- Your objective:
Pull out every line containing the string "Stark".
______________________________
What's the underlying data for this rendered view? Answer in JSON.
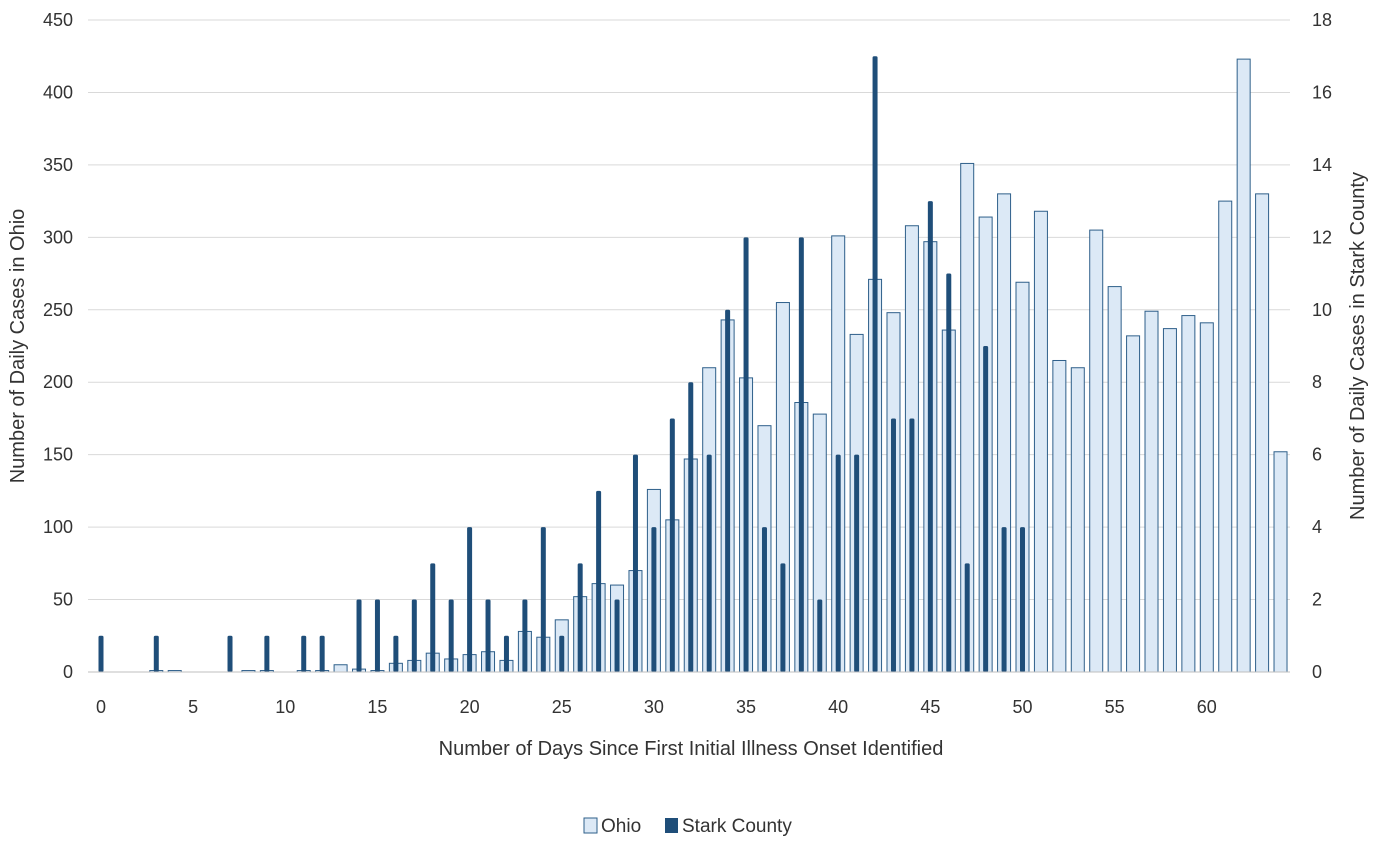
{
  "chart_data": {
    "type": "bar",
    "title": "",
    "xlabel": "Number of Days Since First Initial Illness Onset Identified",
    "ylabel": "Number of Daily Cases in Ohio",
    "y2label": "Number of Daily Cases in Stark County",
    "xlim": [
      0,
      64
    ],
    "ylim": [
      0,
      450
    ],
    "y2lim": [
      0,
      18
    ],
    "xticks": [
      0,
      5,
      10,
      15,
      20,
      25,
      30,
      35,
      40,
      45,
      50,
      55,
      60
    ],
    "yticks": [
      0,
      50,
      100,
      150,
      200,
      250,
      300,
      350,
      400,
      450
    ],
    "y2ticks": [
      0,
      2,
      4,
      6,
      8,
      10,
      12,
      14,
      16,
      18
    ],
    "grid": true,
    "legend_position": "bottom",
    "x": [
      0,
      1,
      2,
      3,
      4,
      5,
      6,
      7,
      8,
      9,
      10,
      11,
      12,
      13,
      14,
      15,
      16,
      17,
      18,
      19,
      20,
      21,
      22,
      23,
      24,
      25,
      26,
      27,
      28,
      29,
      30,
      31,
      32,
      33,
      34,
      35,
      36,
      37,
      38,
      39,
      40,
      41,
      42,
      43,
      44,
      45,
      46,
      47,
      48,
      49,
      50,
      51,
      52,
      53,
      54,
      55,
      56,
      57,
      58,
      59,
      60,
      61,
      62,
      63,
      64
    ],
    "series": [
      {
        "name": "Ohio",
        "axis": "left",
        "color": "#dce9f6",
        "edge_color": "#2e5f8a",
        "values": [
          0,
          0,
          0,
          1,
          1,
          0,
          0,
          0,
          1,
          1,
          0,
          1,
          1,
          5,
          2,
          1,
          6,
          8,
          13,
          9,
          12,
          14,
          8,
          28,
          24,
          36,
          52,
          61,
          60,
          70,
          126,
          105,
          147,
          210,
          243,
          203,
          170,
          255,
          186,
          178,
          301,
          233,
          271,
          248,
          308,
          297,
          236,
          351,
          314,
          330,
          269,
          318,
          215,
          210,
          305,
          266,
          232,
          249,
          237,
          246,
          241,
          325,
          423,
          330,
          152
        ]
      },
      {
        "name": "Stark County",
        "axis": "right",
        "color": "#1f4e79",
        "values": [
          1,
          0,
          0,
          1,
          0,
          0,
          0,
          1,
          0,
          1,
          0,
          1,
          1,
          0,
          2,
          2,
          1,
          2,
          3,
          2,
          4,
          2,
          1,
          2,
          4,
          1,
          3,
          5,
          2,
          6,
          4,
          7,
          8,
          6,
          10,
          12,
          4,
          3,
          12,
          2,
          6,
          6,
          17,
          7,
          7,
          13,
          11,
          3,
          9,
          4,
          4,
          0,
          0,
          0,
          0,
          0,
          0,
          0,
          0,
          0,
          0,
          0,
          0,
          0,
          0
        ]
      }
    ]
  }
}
______________________________
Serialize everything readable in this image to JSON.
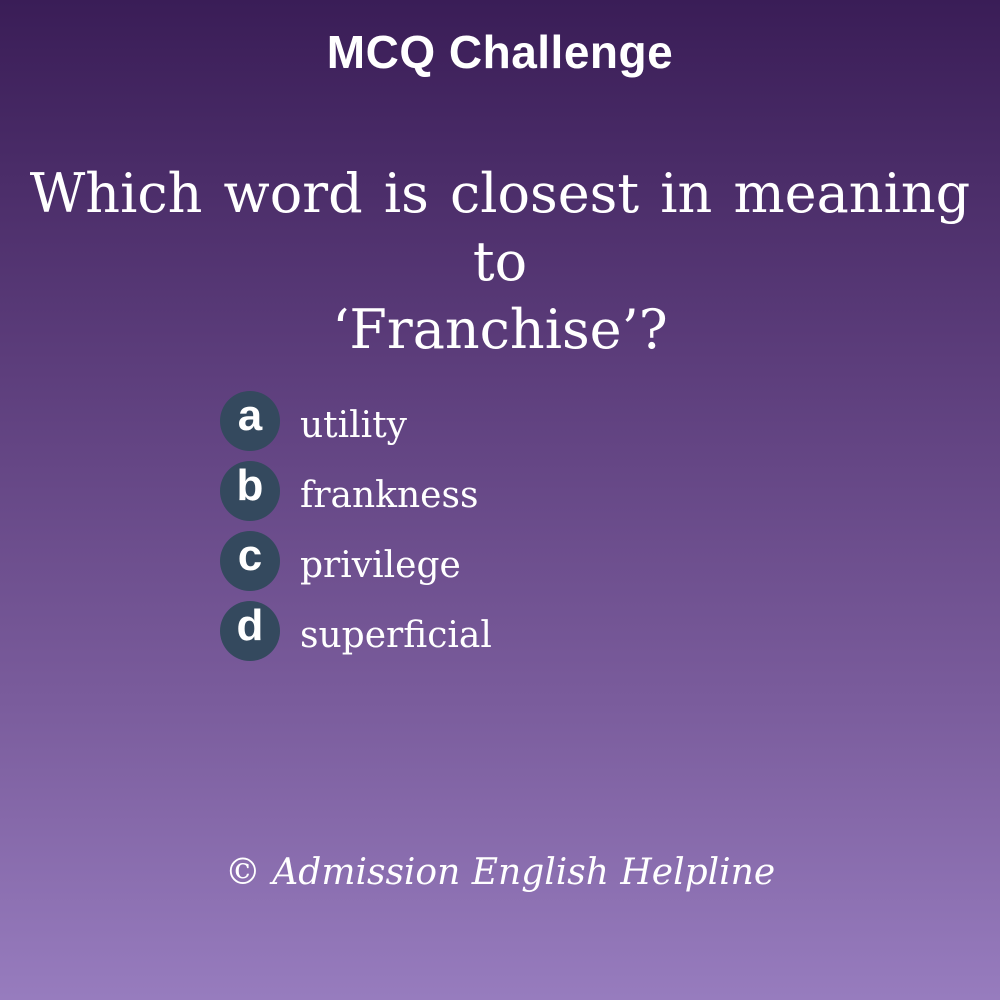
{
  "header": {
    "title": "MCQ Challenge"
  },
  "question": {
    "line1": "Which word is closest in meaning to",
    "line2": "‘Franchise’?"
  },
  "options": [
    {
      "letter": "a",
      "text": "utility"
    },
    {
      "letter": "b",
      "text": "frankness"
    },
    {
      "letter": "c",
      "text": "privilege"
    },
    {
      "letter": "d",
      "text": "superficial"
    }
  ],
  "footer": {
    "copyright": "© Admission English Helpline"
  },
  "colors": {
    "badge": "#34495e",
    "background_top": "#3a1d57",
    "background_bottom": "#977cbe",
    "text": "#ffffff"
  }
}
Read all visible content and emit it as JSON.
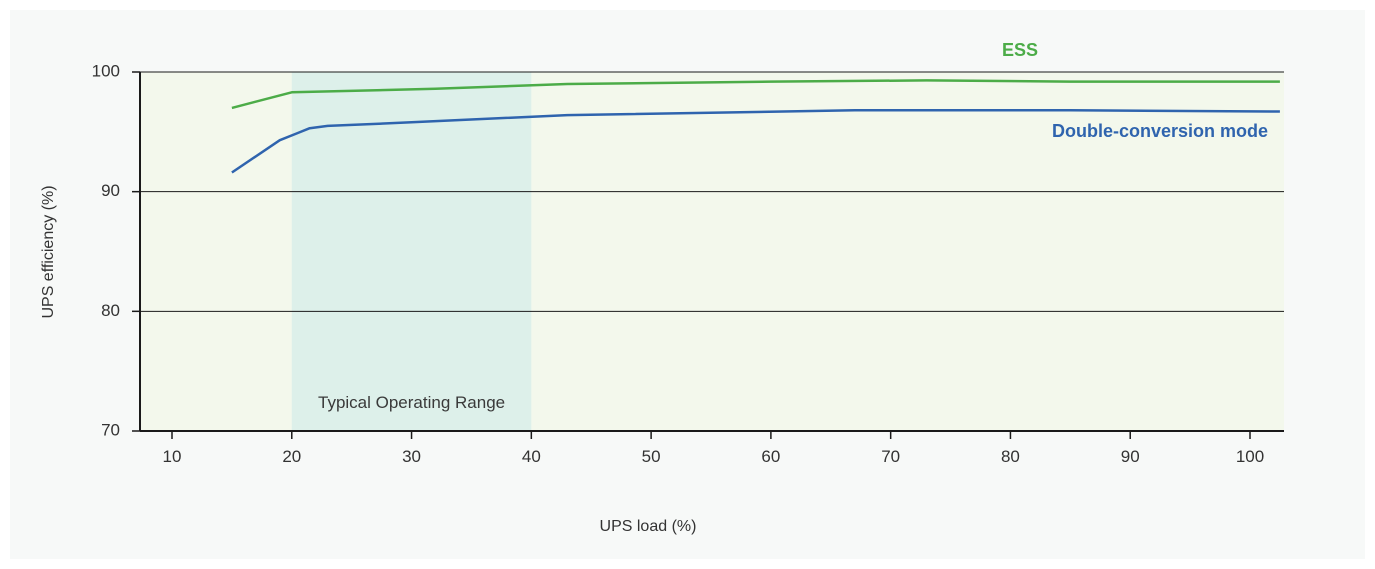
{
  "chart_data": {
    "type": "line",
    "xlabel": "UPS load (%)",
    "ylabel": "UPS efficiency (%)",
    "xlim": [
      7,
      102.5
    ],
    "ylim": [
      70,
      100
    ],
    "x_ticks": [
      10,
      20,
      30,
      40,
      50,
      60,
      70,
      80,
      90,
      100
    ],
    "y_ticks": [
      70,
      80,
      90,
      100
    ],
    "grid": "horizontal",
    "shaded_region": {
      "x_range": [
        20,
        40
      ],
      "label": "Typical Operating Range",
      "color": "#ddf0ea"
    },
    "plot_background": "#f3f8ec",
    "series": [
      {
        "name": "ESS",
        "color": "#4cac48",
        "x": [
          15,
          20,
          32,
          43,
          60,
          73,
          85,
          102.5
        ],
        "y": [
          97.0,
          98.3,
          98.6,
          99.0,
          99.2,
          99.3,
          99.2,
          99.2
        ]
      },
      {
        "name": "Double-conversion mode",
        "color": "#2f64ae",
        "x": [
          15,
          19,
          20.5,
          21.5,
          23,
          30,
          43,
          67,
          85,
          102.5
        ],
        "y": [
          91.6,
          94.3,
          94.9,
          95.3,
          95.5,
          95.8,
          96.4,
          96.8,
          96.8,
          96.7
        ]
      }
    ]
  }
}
______________________________
- Answer below:
    "y2label": "Number of Daily Cases in Stark County",
        "name": "Stark County",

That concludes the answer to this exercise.